CHALLENGE:
Write out the material exactly, with the pictures left out.

ENTRIES SHOWN:

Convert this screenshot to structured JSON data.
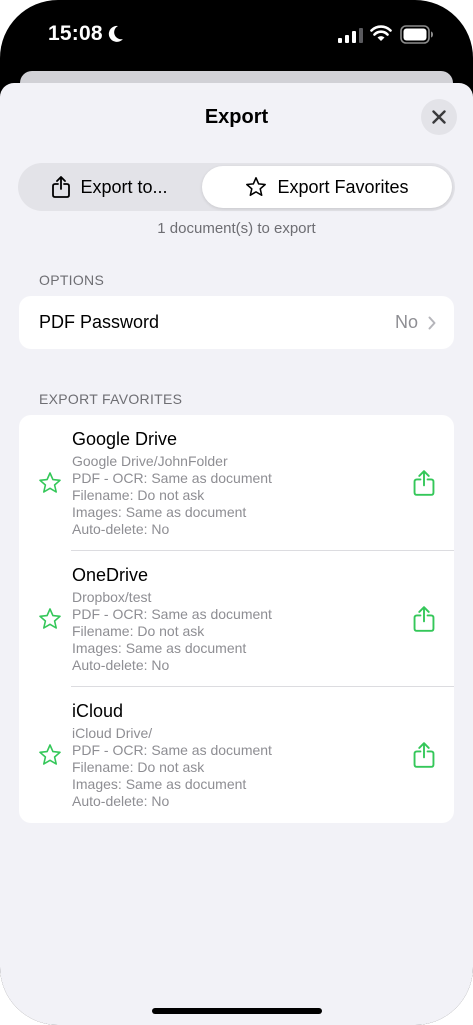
{
  "status_bar": {
    "time": "15:08"
  },
  "sheet": {
    "title": "Export",
    "segmented": {
      "left_label": "Export to...",
      "right_label": "Export Favorites",
      "selected": "right"
    },
    "doc_count": "1 document(s) to export",
    "options_header": "OPTIONS",
    "pdf_password": {
      "label": "PDF Password",
      "value": "No"
    },
    "favorites_header": "EXPORT FAVORITES",
    "favorites": [
      {
        "name": "Google Drive",
        "path": "Google Drive/JohnFolder",
        "format": "PDF - OCR: Same as document",
        "filename": "Filename: Do not ask",
        "images": "Images: Same as document",
        "auto_delete": "Auto-delete: No"
      },
      {
        "name": "OneDrive",
        "path": "Dropbox/test",
        "format": "PDF - OCR: Same as document",
        "filename": "Filename: Do not ask",
        "images": "Images: Same as document",
        "auto_delete": "Auto-delete: No"
      },
      {
        "name": "iCloud",
        "path": "iCloud Drive/",
        "format": "PDF - OCR: Same as document",
        "filename": "Filename: Do not ask",
        "images": "Images: Same as document",
        "auto_delete": "Auto-delete: No"
      }
    ]
  },
  "colors": {
    "accent_green": "#34c759",
    "sheet_bg": "#f2f2f7",
    "secondary_text": "#8e8e93"
  },
  "icons": [
    "moon-icon",
    "signal-icon",
    "wifi-icon",
    "battery-icon",
    "close-icon",
    "share-icon",
    "star-icon",
    "chevron-right-icon"
  ]
}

SOLUTION TO THE EXERCISE:
Convert this screenshot to structured JSON data.
{
  "status_bar": {
    "time": "15:08"
  },
  "sheet": {
    "title": "Export",
    "segmented": {
      "left_label": "Export to...",
      "right_label": "Export Favorites",
      "selected": "right"
    },
    "doc_count": "1 document(s) to export",
    "options_header": "OPTIONS",
    "pdf_password": {
      "label": "PDF Password",
      "value": "No"
    },
    "favorites_header": "EXPORT FAVORITES",
    "favorites": [
      {
        "name": "Google Drive",
        "path": "Google Drive/JohnFolder",
        "format": "PDF - OCR: Same as document",
        "filename": "Filename: Do not ask",
        "images": "Images: Same as document",
        "auto_delete": "Auto-delete: No"
      },
      {
        "name": "OneDrive",
        "path": "Dropbox/test",
        "format": "PDF - OCR: Same as document",
        "filename": "Filename: Do not ask",
        "images": "Images: Same as document",
        "auto_delete": "Auto-delete: No"
      },
      {
        "name": "iCloud",
        "path": "iCloud Drive/",
        "format": "PDF - OCR: Same as document",
        "filename": "Filename: Do not ask",
        "images": "Images: Same as document",
        "auto_delete": "Auto-delete: No"
      }
    ]
  },
  "colors": {
    "accent_green": "#34c759",
    "sheet_bg": "#f2f2f7",
    "secondary_text": "#8e8e93"
  },
  "icons": [
    "moon-icon",
    "signal-icon",
    "wifi-icon",
    "battery-icon",
    "close-icon",
    "share-icon",
    "star-icon",
    "chevron-right-icon"
  ]
}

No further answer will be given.